- **Exercise brief**
Take the material below and write it all out again exactly.

◇ ◇ ◇ ◇ ◇ ◇ ◇

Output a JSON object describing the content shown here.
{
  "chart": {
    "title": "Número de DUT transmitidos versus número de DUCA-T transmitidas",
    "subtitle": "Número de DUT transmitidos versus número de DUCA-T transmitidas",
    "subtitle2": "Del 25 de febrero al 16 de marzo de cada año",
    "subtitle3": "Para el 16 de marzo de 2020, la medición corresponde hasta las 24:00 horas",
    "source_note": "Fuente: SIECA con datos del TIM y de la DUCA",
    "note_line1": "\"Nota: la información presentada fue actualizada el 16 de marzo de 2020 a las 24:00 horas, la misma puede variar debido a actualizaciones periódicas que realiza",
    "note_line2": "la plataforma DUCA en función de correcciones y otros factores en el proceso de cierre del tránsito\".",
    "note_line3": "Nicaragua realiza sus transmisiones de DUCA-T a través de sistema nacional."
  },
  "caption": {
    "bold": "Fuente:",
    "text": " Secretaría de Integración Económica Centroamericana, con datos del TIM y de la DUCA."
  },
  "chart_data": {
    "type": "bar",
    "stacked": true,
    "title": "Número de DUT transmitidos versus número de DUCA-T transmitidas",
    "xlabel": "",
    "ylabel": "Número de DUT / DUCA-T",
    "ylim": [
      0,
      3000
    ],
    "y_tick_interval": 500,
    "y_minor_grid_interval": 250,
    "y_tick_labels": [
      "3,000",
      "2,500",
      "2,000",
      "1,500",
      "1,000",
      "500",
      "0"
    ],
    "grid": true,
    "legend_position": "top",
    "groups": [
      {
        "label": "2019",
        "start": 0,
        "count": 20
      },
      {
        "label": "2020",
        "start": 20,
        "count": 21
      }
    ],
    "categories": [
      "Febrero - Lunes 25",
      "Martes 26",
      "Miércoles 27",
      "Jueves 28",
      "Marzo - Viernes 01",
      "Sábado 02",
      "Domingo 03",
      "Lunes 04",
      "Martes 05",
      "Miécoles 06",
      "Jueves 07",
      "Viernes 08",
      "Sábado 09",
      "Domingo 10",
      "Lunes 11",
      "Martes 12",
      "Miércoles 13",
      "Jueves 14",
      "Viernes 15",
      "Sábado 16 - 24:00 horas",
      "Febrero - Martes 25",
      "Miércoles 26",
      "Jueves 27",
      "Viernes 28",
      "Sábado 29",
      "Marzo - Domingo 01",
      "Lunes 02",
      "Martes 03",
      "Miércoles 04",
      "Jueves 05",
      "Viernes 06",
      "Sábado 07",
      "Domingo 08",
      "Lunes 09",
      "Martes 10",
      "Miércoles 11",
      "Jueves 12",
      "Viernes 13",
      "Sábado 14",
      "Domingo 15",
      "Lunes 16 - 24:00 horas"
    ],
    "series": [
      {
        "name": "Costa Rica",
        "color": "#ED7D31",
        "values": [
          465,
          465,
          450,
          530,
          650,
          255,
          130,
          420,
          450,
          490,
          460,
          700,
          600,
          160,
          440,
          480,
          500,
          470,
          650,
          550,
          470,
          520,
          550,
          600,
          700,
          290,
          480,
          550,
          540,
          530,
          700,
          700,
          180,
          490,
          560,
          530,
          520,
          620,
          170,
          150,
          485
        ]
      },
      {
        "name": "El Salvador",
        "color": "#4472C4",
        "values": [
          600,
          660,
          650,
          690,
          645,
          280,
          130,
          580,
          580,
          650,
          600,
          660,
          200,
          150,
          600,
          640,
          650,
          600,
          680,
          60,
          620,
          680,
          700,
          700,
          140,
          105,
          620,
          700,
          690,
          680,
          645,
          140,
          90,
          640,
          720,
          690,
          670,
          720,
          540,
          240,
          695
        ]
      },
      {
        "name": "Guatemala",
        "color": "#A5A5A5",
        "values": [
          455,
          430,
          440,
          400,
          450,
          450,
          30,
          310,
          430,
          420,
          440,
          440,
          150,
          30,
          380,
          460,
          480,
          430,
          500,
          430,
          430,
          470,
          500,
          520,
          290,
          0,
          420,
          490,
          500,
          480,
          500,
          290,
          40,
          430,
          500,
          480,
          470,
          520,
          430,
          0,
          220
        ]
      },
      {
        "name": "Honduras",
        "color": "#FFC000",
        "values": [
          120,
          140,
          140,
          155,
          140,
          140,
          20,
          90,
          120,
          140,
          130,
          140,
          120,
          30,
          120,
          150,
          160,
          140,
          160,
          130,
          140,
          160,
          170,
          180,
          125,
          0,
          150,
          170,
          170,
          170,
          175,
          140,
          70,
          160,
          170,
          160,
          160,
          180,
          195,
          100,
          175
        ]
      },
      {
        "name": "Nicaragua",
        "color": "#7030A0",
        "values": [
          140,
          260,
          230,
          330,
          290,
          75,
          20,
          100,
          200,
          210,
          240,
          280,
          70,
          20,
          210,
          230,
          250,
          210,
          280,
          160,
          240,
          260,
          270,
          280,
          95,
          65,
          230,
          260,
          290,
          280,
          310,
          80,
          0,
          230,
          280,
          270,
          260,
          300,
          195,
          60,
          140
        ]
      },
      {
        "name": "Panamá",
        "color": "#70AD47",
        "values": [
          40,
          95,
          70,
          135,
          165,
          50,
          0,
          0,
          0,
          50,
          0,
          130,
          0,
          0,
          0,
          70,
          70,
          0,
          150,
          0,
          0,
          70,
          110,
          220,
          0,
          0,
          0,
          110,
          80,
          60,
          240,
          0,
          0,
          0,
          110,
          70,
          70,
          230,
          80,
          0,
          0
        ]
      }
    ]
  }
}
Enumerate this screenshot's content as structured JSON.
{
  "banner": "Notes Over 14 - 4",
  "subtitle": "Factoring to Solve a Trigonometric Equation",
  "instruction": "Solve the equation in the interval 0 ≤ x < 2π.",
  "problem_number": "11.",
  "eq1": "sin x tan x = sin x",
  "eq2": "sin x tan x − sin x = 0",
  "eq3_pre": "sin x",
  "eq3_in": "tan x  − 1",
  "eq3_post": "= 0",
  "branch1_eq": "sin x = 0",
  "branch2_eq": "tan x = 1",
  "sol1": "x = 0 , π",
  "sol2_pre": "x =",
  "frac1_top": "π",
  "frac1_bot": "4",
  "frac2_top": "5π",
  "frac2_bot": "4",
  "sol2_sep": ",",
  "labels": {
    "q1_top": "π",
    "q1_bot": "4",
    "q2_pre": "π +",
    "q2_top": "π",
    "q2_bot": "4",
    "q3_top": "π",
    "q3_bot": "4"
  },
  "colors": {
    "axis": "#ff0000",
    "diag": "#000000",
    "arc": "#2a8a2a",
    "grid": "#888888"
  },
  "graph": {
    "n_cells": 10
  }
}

◇ ◇ ◇ ◇ ◇ ◇ ◇

- **The solution**
Output a JSON object describing the content shown here.
{
  "chart": {
    "title": "Número de DUT transmitidos versus número de DUCA-T transmitidas",
    "subtitle": "Número de DUT transmitidos versus número de DUCA-T transmitidas",
    "subtitle2": "Del 25 de febrero al 16 de marzo de cada año",
    "subtitle3": "Para el 16 de marzo de 2020, la medición corresponde hasta las 24:00 horas",
    "source_note": "Fuente: SIECA con datos del TIM y de la DUCA",
    "note_line1": "\"Nota: la información presentada fue actualizada el 16 de marzo de 2020 a las 24:00 horas, la misma puede variar debido a actualizaciones periódicas que realiza",
    "note_line2": "la plataforma DUCA en función de correcciones y otros factores en el proceso de cierre del tránsito\".",
    "note_line3": "Nicaragua realiza sus transmisiones de DUCA-T a través de sistema nacional."
  },
  "caption": {
    "bold": "Fuente:",
    "text": " Secretaría de Integración Económica Centroamericana, con datos del TIM y de la DUCA."
  },
  "chart_data": {
    "type": "bar",
    "stacked": true,
    "title": "Número de DUT transmitidos versus número de DUCA-T transmitidas",
    "xlabel": "",
    "ylabel": "Número de DUT / DUCA-T",
    "ylim": [
      0,
      3000
    ],
    "y_tick_interval": 500,
    "y_minor_grid_interval": 250,
    "y_tick_labels": [
      "3,000",
      "2,500",
      "2,000",
      "1,500",
      "1,000",
      "500",
      "0"
    ],
    "grid": true,
    "legend_position": "top",
    "groups": [
      {
        "label": "2019",
        "start": 0,
        "count": 20
      },
      {
        "label": "2020",
        "start": 20,
        "count": 21
      }
    ],
    "categories": [
      "Febrero - Lunes 25",
      "Martes 26",
      "Miércoles 27",
      "Jueves 28",
      "Marzo - Viernes 01",
      "Sábado 02",
      "Domingo 03",
      "Lunes 04",
      "Martes 05",
      "Miécoles 06",
      "Jueves 07",
      "Viernes 08",
      "Sábado 09",
      "Domingo 10",
      "Lunes 11",
      "Martes 12",
      "Miércoles 13",
      "Jueves 14",
      "Viernes 15",
      "Sábado 16 - 24:00 horas",
      "Febrero - Martes 25",
      "Miércoles 26",
      "Jueves 27",
      "Viernes 28",
      "Sábado 29",
      "Marzo - Domingo 01",
      "Lunes 02",
      "Martes 03",
      "Miércoles 04",
      "Jueves 05",
      "Viernes 06",
      "Sábado 07",
      "Domingo 08",
      "Lunes 09",
      "Martes 10",
      "Miércoles 11",
      "Jueves 12",
      "Viernes 13",
      "Sábado 14",
      "Domingo 15",
      "Lunes 16 - 24:00 horas"
    ],
    "series": [
      {
        "name": "Costa Rica",
        "color": "#ED7D31",
        "values": [
          465,
          465,
          450,
          530,
          650,
          255,
          130,
          420,
          450,
          490,
          460,
          700,
          600,
          160,
          440,
          480,
          500,
          470,
          650,
          550,
          470,
          520,
          550,
          600,
          700,
          290,
          480,
          550,
          540,
          530,
          700,
          700,
          180,
          490,
          560,
          530,
          520,
          620,
          170,
          150,
          485
        ]
      },
      {
        "name": "El Salvador",
        "color": "#4472C4",
        "values": [
          600,
          660,
          650,
          690,
          645,
          280,
          130,
          580,
          580,
          650,
          600,
          660,
          200,
          150,
          600,
          640,
          650,
          600,
          680,
          60,
          620,
          680,
          700,
          700,
          140,
          105,
          620,
          700,
          690,
          680,
          645,
          140,
          90,
          640,
          720,
          690,
          670,
          720,
          540,
          240,
          695
        ]
      },
      {
        "name": "Guatemala",
        "color": "#A5A5A5",
        "values": [
          455,
          430,
          440,
          400,
          450,
          450,
          30,
          310,
          430,
          420,
          440,
          440,
          150,
          30,
          380,
          460,
          480,
          430,
          500,
          430,
          430,
          470,
          500,
          520,
          290,
          0,
          420,
          490,
          500,
          480,
          500,
          290,
          40,
          430,
          500,
          480,
          470,
          520,
          430,
          0,
          220
        ]
      },
      {
        "name": "Honduras",
        "color": "#FFC000",
        "values": [
          120,
          140,
          140,
          155,
          140,
          140,
          20,
          90,
          120,
          140,
          130,
          140,
          120,
          30,
          120,
          150,
          160,
          140,
          160,
          130,
          140,
          160,
          170,
          180,
          125,
          0,
          150,
          170,
          170,
          170,
          175,
          140,
          70,
          160,
          170,
          160,
          160,
          180,
          195,
          100,
          175
        ]
      },
      {
        "name": "Nicaragua",
        "color": "#7030A0",
        "values": [
          140,
          260,
          230,
          330,
          290,
          75,
          20,
          100,
          200,
          210,
          240,
          280,
          70,
          20,
          210,
          230,
          250,
          210,
          280,
          160,
          240,
          260,
          270,
          280,
          95,
          65,
          230,
          260,
          290,
          280,
          310,
          80,
          0,
          230,
          280,
          270,
          260,
          300,
          195,
          60,
          140
        ]
      },
      {
        "name": "Panamá",
        "color": "#70AD47",
        "values": [
          40,
          95,
          70,
          135,
          165,
          50,
          0,
          0,
          0,
          50,
          0,
          130,
          0,
          0,
          0,
          70,
          70,
          0,
          150,
          0,
          0,
          70,
          110,
          220,
          0,
          0,
          0,
          110,
          80,
          60,
          240,
          0,
          0,
          0,
          110,
          70,
          70,
          230,
          80,
          0,
          0
        ]
      }
    ]
  }
}
Enumerate this screenshot's content as structured JSON.
{
  "banner": "Notes Over 14 - 4",
  "subtitle": "Factoring to Solve a Trigonometric Equation",
  "instruction": "Solve the equation in the interval 0 ≤ x < 2π.",
  "problem_number": "11.",
  "eq1": "sin x tan x = sin x",
  "eq2": "sin x tan x − sin x = 0",
  "eq3_pre": "sin x",
  "eq3_in": "tan x  − 1",
  "eq3_post": "= 0",
  "branch1_eq": "sin x = 0",
  "branch2_eq": "tan x = 1",
  "sol1": "x = 0 , π",
  "sol2_pre": "x =",
  "frac1_top": "π",
  "frac1_bot": "4",
  "frac2_top": "5π",
  "frac2_bot": "4",
  "sol2_sep": ",",
  "labels": {
    "q1_top": "π",
    "q1_bot": "4",
    "q2_pre": "π +",
    "q2_top": "π",
    "q2_bot": "4",
    "q3_top": "π",
    "q3_bot": "4"
  },
  "colors": {
    "axis": "#ff0000",
    "diag": "#000000",
    "arc": "#2a8a2a",
    "grid": "#888888"
  },
  "graph": {
    "n_cells": 10
  }
}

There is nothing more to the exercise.